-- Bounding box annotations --

········

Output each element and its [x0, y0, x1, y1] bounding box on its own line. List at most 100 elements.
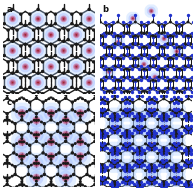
Circle shape	[157, 102, 158, 103]
Circle shape	[16, 186, 17, 187]
Circle shape	[7, 93, 9, 95]
Circle shape	[137, 43, 139, 44]
Circle shape	[71, 101, 73, 103]
Circle shape	[104, 100, 105, 101]
Circle shape	[95, 160, 97, 162]
Circle shape	[160, 117, 161, 119]
Circle shape	[146, 47, 148, 48]
Circle shape	[96, 177, 97, 179]
Circle shape	[114, 166, 115, 168]
Circle shape	[187, 184, 188, 185]
Circle shape	[184, 58, 186, 60]
Circle shape	[114, 186, 115, 187]
Circle shape	[117, 57, 119, 59]
Circle shape	[182, 153, 183, 154]
Circle shape	[144, 153, 146, 154]
Circle shape	[143, 91, 145, 92]
Circle shape	[41, 175, 42, 177]
Circle shape	[6, 163, 8, 164]
Circle shape	[95, 153, 97, 154]
Circle shape	[102, 109, 103, 111]
Circle shape	[175, 149, 177, 151]
Circle shape	[45, 13, 47, 15]
Circle shape	[54, 13, 56, 15]
Circle shape	[89, 119, 91, 120]
Circle shape	[31, 121, 32, 123]
Circle shape	[65, 91, 66, 92]
Circle shape	[157, 143, 158, 145]
Circle shape	[149, 87, 151, 89]
Circle shape	[175, 130, 177, 131]
Circle shape	[89, 160, 91, 162]
Circle shape	[35, 184, 37, 185]
Circle shape	[87, 144, 89, 146]
Circle shape	[29, 187, 31, 189]
Circle shape	[155, 65, 156, 67]
Circle shape	[14, 130, 16, 132]
Circle shape	[42, 152, 44, 154]
Circle shape	[27, 123, 29, 125]
Circle shape	[172, 169, 173, 170]
Circle shape	[82, 156, 83, 157]
Circle shape	[179, 111, 180, 112]
Circle shape	[20, 45, 22, 47]
Circle shape	[102, 99, 104, 100]
Circle shape	[29, 54, 31, 57]
Circle shape	[160, 128, 161, 129]
Circle shape	[101, 149, 103, 151]
Circle shape	[154, 145, 156, 146]
Circle shape	[65, 180, 66, 182]
Circle shape	[163, 153, 164, 154]
Circle shape	[114, 27, 116, 29]
Circle shape	[109, 159, 110, 160]
Circle shape	[160, 162, 161, 163]
Circle shape	[94, 180, 96, 182]
Circle shape	[94, 54, 95, 55]
Circle shape	[187, 116, 188, 117]
Circle shape	[31, 175, 32, 177]
Circle shape	[143, 68, 145, 70]
Circle shape	[176, 180, 177, 181]
Circle shape	[37, 27, 39, 29]
Circle shape	[70, 132, 71, 134]
Circle shape	[120, 119, 121, 120]
Circle shape	[118, 93, 120, 95]
Circle shape	[43, 123, 45, 125]
Circle shape	[21, 155, 22, 157]
Circle shape	[120, 177, 122, 179]
Circle shape	[94, 140, 96, 142]
Circle shape	[138, 132, 140, 134]
Circle shape	[90, 129, 91, 130]
Circle shape	[123, 97, 125, 99]
Circle shape	[94, 163, 96, 164]
Circle shape	[108, 187, 109, 188]
Circle shape	[21, 181, 22, 182]
Circle shape	[147, 111, 149, 112]
Circle shape	[116, 152, 119, 154]
Circle shape	[149, 58, 151, 60]
Circle shape	[58, 109, 60, 111]
Circle shape	[50, 88, 52, 90]
Circle shape	[169, 153, 171, 154]
Circle shape	[182, 119, 183, 120]
Circle shape	[88, 40, 90, 42]
Circle shape	[95, 187, 97, 188]
Circle shape	[77, 112, 79, 114]
Circle shape	[37, 91, 39, 93]
Circle shape	[169, 177, 171, 179]
Circle shape	[96, 77, 98, 79]
Circle shape	[82, 141, 83, 143]
Circle shape	[152, 133, 153, 134]
Circle shape	[126, 136, 128, 137]
Circle shape	[118, 175, 120, 177]
Circle shape	[133, 186, 135, 187]
Circle shape	[126, 43, 129, 45]
Circle shape	[55, 100, 57, 101]
Circle shape	[14, 123, 16, 125]
Circle shape	[151, 177, 152, 179]
Circle shape	[106, 98, 107, 100]
Circle shape	[126, 55, 127, 56]
Circle shape	[109, 102, 111, 104]
Circle shape	[172, 145, 173, 146]
Circle shape	[71, 144, 73, 146]
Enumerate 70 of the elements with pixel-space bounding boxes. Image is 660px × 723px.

········

-- Exercise aim --
Give again the part of the material that opens with the line containing "102, 158, 103]" and closes with the line containing "58, 186, 60]". Replace "Circle shape" with "Round marker" throughout, and keep everything else unchanged.

-- Solution --
Round marker	[157, 102, 158, 103]
Round marker	[16, 186, 17, 187]
Round marker	[7, 93, 9, 95]
Round marker	[137, 43, 139, 44]
Round marker	[71, 101, 73, 103]
Round marker	[104, 100, 105, 101]
Round marker	[95, 160, 97, 162]
Round marker	[160, 117, 161, 119]
Round marker	[146, 47, 148, 48]
Round marker	[96, 177, 97, 179]
Round marker	[114, 166, 115, 168]
Round marker	[187, 184, 188, 185]
Round marker	[184, 58, 186, 60]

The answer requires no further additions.